▶ _THE TASK_
From the listing below, pick out each line with the word "Warszawa".

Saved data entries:
◇ ◇ ◇ ◇

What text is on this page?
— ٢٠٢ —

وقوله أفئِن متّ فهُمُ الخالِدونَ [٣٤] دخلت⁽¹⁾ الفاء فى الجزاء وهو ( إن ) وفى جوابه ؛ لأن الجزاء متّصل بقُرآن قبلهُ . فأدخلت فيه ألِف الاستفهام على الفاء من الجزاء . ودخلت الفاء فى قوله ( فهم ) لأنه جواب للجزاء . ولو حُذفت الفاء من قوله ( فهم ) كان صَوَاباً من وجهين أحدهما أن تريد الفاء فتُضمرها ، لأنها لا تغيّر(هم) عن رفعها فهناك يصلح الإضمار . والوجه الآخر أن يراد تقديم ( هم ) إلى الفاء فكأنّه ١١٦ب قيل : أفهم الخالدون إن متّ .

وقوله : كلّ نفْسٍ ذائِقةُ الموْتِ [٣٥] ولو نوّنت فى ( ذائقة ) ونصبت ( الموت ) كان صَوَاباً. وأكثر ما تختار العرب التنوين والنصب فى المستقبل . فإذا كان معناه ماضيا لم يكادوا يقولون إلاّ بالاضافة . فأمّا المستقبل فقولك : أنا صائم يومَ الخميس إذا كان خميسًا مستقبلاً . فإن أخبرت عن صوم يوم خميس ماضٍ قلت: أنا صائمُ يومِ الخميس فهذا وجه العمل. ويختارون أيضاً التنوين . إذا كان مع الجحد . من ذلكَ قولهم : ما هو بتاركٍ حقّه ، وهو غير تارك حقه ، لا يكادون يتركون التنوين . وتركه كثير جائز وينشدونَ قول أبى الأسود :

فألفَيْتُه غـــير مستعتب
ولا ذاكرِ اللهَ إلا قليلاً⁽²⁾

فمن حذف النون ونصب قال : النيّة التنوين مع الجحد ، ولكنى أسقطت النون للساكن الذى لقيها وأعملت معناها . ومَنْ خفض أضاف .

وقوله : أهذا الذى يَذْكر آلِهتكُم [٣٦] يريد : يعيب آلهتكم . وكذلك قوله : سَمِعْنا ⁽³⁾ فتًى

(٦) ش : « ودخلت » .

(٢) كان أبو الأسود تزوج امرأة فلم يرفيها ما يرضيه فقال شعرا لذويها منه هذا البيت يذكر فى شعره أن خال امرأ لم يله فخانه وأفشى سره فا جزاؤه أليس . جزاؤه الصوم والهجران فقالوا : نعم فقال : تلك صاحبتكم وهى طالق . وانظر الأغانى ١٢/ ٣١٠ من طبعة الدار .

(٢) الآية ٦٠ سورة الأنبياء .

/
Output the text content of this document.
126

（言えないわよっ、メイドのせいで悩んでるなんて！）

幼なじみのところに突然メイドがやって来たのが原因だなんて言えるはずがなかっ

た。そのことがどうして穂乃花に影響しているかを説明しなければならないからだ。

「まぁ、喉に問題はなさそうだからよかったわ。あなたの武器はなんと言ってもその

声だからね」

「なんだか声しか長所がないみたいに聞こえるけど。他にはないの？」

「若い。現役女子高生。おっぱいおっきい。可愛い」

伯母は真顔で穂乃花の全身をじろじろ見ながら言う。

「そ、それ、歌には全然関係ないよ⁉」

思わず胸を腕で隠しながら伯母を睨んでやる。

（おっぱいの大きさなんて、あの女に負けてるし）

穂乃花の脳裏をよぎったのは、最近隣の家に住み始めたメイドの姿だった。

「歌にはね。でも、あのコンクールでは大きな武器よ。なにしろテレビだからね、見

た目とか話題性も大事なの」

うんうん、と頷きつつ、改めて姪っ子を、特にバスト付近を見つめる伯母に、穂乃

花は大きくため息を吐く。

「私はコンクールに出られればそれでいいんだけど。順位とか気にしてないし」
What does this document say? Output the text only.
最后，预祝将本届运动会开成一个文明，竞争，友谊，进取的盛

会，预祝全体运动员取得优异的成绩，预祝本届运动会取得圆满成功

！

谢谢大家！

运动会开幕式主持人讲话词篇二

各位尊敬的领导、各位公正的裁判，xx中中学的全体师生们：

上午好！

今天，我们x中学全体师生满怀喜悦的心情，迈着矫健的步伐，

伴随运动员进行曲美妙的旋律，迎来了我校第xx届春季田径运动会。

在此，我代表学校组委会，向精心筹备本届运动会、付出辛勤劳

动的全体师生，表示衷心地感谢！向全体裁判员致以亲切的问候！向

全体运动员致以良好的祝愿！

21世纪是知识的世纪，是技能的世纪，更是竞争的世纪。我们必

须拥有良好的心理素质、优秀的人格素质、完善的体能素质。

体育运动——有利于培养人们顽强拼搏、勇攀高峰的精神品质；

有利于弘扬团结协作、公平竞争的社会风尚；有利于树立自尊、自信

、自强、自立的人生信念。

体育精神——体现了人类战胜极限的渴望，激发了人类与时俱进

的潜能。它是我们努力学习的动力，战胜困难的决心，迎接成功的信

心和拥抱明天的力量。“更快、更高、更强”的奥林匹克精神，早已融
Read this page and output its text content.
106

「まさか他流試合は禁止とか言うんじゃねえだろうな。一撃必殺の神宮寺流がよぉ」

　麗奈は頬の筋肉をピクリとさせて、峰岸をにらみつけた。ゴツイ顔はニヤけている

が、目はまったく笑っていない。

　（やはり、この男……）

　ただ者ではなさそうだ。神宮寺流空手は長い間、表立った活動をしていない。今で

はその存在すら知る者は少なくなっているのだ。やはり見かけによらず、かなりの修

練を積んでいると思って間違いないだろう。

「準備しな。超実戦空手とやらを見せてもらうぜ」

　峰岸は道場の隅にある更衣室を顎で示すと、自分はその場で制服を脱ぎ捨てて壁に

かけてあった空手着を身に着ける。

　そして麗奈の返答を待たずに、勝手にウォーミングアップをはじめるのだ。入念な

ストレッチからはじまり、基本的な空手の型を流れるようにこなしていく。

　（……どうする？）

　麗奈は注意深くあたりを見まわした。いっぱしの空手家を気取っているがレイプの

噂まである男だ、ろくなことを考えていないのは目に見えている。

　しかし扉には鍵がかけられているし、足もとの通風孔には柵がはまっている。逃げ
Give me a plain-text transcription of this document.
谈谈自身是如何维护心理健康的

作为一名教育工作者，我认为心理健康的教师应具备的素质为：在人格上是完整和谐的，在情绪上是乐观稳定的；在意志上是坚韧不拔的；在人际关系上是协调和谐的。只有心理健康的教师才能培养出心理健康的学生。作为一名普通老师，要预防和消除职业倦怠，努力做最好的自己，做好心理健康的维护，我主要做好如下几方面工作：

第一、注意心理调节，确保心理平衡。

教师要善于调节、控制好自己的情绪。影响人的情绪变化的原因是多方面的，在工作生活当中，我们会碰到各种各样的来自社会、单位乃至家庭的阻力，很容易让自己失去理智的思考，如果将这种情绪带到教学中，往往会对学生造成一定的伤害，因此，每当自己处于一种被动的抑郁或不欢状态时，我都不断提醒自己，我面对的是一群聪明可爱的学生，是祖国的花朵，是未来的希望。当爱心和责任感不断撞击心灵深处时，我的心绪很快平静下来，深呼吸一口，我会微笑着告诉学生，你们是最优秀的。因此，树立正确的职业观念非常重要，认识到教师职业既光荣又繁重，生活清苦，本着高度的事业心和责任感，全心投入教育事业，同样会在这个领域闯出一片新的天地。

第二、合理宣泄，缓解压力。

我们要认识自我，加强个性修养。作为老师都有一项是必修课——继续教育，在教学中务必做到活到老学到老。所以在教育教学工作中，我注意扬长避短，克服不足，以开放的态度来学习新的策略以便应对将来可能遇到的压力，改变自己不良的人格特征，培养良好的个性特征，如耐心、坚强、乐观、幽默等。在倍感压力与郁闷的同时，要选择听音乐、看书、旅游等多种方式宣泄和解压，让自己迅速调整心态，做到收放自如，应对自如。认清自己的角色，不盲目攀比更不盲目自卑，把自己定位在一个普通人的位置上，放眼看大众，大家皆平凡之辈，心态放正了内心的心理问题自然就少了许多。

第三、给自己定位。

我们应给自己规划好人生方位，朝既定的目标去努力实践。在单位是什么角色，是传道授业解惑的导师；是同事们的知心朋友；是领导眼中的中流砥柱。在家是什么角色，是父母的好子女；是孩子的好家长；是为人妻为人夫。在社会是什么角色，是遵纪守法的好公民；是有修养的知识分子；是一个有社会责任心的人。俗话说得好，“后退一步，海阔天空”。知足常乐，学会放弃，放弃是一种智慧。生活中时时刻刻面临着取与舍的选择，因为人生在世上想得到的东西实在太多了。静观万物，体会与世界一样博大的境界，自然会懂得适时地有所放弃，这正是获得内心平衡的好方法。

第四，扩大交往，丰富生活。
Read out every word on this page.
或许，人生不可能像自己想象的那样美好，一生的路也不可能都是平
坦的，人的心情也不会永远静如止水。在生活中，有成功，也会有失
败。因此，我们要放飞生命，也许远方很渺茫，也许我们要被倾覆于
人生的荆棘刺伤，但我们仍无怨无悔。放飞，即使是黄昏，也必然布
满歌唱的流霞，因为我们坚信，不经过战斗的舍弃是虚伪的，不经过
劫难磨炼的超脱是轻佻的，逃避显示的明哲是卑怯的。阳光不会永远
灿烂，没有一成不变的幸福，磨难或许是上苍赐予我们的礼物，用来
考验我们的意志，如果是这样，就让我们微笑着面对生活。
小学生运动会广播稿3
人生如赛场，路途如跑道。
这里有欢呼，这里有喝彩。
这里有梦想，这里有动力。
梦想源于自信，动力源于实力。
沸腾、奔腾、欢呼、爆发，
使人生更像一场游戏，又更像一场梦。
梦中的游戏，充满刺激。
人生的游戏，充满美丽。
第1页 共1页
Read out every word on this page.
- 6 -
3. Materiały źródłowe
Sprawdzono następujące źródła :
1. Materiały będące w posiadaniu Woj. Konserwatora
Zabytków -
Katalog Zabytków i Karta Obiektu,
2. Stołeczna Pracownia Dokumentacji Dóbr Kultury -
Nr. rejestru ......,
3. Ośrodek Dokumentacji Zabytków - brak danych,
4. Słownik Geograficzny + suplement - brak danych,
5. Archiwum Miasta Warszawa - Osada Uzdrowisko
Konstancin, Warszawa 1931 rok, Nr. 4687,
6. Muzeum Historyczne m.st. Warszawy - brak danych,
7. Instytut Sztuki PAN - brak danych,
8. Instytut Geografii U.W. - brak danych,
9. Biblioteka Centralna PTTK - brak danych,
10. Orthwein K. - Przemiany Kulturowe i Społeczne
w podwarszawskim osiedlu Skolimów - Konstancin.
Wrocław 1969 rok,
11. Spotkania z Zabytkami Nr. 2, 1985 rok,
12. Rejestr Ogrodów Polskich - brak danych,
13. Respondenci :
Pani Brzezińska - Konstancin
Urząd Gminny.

◇ ◇ ◇ ◇

▶ _OUTPUT OF THE TASK_
5. Archiwum Miasta Warszawa - Osada Uzdrowisko
Konstancin, Warszawa 1931 rok, Nr. 4687,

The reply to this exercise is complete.